'''

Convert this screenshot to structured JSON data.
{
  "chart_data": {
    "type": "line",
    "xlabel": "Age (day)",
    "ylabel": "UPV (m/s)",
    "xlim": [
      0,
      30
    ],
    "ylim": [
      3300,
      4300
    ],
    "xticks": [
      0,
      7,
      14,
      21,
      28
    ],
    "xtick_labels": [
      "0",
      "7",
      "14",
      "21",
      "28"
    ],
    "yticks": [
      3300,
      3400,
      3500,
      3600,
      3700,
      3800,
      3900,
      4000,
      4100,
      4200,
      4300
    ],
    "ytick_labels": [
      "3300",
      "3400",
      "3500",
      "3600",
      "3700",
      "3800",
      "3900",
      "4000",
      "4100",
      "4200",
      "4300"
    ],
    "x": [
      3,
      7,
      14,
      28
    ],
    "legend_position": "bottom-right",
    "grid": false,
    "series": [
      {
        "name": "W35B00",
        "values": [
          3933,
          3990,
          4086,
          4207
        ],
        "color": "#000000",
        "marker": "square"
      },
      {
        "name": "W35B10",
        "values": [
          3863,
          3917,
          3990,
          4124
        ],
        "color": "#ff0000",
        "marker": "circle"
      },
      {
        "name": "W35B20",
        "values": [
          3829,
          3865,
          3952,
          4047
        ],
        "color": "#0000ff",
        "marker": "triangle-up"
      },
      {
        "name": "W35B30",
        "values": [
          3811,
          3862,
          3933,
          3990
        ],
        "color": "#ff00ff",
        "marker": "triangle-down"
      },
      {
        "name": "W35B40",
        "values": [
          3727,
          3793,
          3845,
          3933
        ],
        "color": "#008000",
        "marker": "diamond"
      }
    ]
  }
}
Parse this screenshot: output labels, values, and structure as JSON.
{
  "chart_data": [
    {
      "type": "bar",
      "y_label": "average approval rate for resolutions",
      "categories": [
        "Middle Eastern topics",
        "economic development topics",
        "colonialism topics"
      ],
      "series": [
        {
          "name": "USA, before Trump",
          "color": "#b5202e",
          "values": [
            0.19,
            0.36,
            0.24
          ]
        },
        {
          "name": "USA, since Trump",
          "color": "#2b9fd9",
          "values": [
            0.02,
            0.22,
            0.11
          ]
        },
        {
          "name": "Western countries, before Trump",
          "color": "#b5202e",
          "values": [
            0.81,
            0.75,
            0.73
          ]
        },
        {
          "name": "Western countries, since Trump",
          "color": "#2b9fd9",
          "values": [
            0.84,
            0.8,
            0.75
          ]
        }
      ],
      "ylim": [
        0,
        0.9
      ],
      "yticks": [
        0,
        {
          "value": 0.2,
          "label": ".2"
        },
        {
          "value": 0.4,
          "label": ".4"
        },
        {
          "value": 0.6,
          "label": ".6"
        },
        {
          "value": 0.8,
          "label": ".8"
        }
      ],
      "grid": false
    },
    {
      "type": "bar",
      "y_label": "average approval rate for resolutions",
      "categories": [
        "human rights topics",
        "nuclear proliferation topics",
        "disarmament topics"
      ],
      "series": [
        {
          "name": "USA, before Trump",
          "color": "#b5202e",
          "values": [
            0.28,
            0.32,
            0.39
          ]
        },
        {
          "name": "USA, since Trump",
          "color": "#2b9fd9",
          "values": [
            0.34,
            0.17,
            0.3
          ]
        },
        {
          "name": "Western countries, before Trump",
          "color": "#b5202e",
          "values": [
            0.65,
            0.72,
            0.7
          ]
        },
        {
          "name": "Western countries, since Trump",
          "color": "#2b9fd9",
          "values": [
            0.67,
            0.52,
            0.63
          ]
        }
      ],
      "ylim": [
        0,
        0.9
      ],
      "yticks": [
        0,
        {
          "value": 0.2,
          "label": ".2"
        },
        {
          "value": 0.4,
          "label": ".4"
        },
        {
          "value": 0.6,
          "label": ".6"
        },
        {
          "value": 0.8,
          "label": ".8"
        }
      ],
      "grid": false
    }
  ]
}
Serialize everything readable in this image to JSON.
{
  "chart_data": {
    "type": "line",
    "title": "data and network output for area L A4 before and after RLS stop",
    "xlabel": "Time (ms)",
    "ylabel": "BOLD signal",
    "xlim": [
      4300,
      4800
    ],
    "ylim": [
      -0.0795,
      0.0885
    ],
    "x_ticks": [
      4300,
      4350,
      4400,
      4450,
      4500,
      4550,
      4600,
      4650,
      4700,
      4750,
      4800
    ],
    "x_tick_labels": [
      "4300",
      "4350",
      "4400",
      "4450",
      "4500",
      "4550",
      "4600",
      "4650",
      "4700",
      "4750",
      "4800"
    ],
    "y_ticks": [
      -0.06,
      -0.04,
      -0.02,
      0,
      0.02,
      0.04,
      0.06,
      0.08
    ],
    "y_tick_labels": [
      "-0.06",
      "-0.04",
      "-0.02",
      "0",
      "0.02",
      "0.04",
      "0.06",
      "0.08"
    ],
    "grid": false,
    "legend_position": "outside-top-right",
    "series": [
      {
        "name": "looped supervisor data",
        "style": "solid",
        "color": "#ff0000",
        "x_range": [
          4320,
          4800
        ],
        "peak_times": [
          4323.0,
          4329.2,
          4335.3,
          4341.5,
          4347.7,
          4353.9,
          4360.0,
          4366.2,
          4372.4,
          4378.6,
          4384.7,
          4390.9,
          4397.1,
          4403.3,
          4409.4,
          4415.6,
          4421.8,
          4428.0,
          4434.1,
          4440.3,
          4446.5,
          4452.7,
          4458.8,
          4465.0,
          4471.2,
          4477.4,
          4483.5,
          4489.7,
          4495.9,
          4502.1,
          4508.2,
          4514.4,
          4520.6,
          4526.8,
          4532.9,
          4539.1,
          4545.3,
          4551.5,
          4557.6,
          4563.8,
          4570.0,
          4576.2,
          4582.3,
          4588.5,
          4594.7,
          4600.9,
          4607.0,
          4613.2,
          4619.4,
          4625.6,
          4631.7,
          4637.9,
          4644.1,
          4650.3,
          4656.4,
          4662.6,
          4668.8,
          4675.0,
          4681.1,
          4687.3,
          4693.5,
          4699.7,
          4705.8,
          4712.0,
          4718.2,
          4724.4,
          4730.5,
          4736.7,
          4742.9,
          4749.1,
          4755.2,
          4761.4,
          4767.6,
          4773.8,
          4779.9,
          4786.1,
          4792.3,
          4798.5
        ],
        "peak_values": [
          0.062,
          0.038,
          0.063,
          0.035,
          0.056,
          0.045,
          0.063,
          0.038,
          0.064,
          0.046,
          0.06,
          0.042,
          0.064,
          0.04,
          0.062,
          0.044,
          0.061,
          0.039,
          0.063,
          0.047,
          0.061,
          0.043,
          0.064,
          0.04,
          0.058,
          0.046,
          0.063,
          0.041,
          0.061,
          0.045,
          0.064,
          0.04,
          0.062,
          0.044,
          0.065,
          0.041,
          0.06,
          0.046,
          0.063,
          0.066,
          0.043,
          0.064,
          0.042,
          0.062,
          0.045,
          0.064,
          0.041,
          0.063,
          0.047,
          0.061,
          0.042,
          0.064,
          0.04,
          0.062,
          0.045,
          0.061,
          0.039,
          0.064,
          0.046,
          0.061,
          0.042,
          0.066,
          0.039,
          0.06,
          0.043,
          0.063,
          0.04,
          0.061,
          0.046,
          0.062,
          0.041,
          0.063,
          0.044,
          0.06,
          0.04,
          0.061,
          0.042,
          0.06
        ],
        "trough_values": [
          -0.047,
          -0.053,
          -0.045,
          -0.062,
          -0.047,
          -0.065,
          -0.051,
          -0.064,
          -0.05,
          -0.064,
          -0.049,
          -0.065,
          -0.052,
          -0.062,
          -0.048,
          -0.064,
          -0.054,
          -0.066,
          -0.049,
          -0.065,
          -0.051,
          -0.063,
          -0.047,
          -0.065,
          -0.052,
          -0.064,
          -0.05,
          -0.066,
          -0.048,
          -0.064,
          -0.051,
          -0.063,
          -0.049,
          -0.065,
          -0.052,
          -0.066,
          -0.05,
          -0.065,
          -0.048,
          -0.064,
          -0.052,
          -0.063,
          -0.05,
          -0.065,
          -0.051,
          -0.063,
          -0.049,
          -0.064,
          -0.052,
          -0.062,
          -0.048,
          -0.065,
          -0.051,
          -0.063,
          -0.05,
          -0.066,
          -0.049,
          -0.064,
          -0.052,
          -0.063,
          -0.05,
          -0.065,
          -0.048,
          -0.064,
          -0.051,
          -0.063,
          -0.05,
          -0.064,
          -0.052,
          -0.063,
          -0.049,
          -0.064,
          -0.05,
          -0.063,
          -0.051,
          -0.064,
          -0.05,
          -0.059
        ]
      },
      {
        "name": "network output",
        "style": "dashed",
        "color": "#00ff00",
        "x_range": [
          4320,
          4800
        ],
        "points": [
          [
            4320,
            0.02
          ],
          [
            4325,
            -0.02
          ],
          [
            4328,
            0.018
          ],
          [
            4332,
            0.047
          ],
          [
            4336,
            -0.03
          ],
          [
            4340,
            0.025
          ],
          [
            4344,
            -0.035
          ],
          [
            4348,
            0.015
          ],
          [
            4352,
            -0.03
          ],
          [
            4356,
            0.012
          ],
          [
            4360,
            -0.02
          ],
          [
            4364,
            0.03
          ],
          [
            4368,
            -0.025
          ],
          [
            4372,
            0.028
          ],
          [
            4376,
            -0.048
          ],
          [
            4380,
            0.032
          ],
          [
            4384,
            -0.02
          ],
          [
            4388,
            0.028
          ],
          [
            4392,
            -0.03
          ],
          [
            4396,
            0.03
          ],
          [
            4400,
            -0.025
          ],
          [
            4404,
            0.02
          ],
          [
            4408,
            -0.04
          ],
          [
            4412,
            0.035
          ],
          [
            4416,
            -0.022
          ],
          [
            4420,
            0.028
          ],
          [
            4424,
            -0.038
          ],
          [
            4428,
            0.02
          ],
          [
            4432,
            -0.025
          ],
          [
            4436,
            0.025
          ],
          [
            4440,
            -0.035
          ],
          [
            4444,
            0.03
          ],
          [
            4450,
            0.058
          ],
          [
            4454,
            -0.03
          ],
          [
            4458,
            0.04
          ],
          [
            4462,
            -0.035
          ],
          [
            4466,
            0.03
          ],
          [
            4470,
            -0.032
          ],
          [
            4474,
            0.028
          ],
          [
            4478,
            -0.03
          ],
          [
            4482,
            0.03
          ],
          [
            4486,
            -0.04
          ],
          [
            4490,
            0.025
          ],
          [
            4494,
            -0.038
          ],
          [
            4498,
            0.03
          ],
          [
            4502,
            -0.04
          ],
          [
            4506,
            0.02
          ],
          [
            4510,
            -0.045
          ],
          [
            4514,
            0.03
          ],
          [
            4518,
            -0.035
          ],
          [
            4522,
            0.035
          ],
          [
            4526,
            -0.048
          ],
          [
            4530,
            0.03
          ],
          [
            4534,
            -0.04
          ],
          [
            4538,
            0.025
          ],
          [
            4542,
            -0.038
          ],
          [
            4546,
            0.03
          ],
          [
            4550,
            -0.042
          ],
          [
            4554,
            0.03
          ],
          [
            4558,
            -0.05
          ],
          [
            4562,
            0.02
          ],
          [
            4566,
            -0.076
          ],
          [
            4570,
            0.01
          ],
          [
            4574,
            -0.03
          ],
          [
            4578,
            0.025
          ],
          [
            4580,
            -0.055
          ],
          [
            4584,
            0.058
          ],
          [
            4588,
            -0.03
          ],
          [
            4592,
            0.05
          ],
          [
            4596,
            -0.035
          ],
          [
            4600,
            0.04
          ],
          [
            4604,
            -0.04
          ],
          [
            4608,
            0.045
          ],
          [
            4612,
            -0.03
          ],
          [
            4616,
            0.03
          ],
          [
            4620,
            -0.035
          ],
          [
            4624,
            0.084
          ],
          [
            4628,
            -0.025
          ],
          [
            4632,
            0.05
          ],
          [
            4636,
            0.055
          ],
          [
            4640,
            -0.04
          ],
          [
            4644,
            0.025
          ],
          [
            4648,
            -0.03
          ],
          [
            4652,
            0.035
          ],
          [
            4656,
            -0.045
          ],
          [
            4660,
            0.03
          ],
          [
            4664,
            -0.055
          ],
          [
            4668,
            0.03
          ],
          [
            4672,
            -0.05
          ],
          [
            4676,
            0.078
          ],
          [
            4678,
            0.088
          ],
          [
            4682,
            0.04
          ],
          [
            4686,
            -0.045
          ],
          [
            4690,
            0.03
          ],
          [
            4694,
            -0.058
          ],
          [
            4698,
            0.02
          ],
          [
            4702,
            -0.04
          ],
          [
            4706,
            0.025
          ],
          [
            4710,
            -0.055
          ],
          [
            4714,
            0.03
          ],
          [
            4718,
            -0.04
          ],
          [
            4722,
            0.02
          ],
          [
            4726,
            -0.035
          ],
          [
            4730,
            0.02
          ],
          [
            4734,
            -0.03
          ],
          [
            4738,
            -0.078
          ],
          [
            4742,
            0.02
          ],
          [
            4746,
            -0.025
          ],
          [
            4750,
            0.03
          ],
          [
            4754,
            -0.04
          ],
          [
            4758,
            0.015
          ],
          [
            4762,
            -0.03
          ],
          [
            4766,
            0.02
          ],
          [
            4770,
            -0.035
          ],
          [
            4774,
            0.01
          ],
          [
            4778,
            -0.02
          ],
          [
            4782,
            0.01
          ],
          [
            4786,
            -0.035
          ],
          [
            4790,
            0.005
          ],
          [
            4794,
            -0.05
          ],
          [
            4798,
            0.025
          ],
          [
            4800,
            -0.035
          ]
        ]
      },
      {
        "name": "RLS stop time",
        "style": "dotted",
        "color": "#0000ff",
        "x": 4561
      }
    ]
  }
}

'''

THE EXERCISE → Find every line in the records above that contains the word "stop", and copy each one.

EXPECTED OUTPUT →
    "title": "data and network output for area L A4 before and after RLS stop",
        "name": "RLS stop time",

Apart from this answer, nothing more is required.